● Selected text
I had the good fortune of seeing Robet Schenkkan's All The Way—a play about Lyndon B. Johnson, the 1964 Civil Rights Act, and the run-up to the Democratic Convention before 1964's Presidential election—with Breaking Bad's Bryan Cranston on Broadway this past weekend. Stick with me for a moment—but All The Way is part of a larger resurgence in reclaiming LBJ as one of the most skilled politicians of the 20th century, and one of America's greatest presidents. Its greatest achievement, in weaving together Martin Luther King and the Civil Rights Act, J. Edgar Hoover's wiretapping, the impending wave of misery in Vietnam, is to frame LBJ as a formidable puppet master, a preternatural political manipulator, able to push and poke and prod and pummel friends and enemies alike to craft his vision of a brighter future for anyone like him, who would grow up in the dirt and claw as far as they could toward the top, obtaining great power along the way.
However strangely, that lens informs how I view Daenerys' fledgling dominion over Meereen and the rest of Slaver's Bay in "Mockingbird." She's trying to drag the entire region in Essos into the light, away from slavery, but struggles with how best to achieve that goal. Daario Naharas, refusing to be contained by his vow to adhere to Daenerys' orders, sneaks into her private quarters under the guise of proving her windows aren't properly guarded, and pitches both his carnal desire and his desire to take back Yunkai in her name—since he's good at two things: fighting and wooing women. So the mother of dragons does what any leader who has traveled a long distance to arrive at a comfortable place of leadership would do: she tells him to take off all of his clothes, then the next morning sends him to kill every remaining master in Yunkai, effectively giving into everything Daario wants.

● What is asked
a - Answer these from the text about All The Way and Daenerys, one line each:
(i) Which actor played the lead in All The Way on Broadway?
(ii) What two things is Daario said to be good at?
(iii) Where does Daenerys send Daario the next morning, and what is he to do there?
b - Translate this sentence from the text about All The Way and Daenerys into Spanish: "She's trying to drag the entire region in Essos into the light, away from slavery, but struggles with how best to achieve that goal."
c - Duplicate the part of the text about All The Way and Daenerys starting at "However strangely, that" and ending at "everything Daario wants.".

● Data section
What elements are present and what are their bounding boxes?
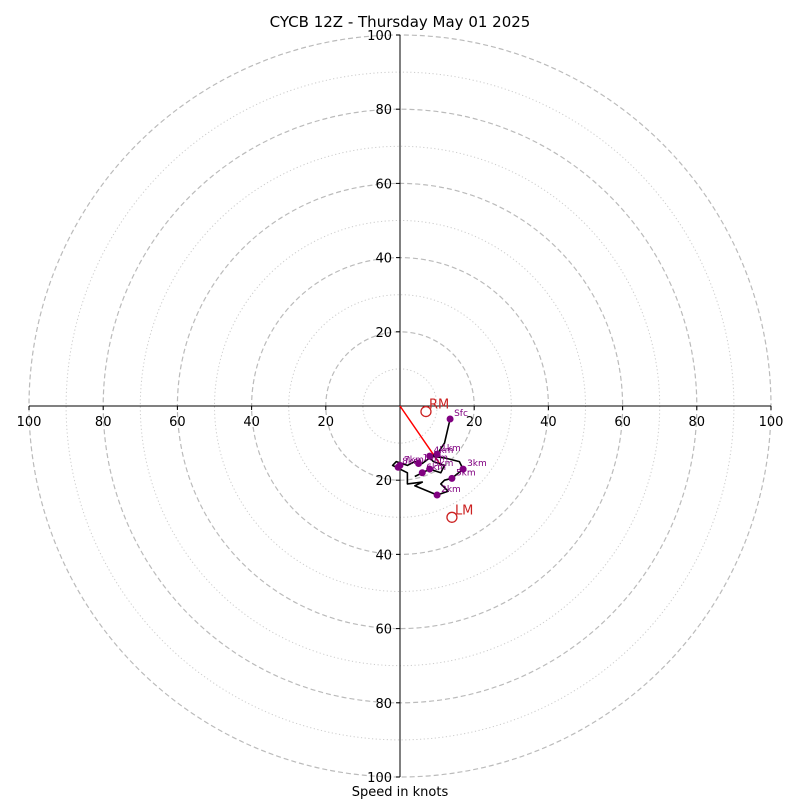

● Solutions to the tasks
a -
(i) Bryan Cranston
(ii) Fighting and wooing women
(iii) To Yunkai, to kill every remaining master there

b - Intenta arrastrar a toda la región de Essos hacia la luz, lejos de la esclavitud, pero le cuesta decidir cuál es la mejor manera de lograr ese objetivo.

c -
However strangely, that lens informs how I view Daenerys' fledgling dominion over Meereen and the rest of Slaver's Bay in "Mockingbird." She's trying to drag the entire region in Essos into the light, away from slavery, but struggles with how best to achieve that goal. Daario Naharas, refusing to be contained by his vow to adhere to Daenerys' orders, sneaks into her private quarters under the guise of proving her windows aren't properly guarded, and pitches both his carnal desire and his desire to take back Yunkai in her name—since he's good at two things: fighting and wooing women. So the mother of dragons does what any leader who has traveled a long distance to arrive at a comfortable place of leadership would do: she tells him to take off all of his clothes, then the next morning sends him to kill every remaining master in Yunkai, effectively giving into everything Daario wants.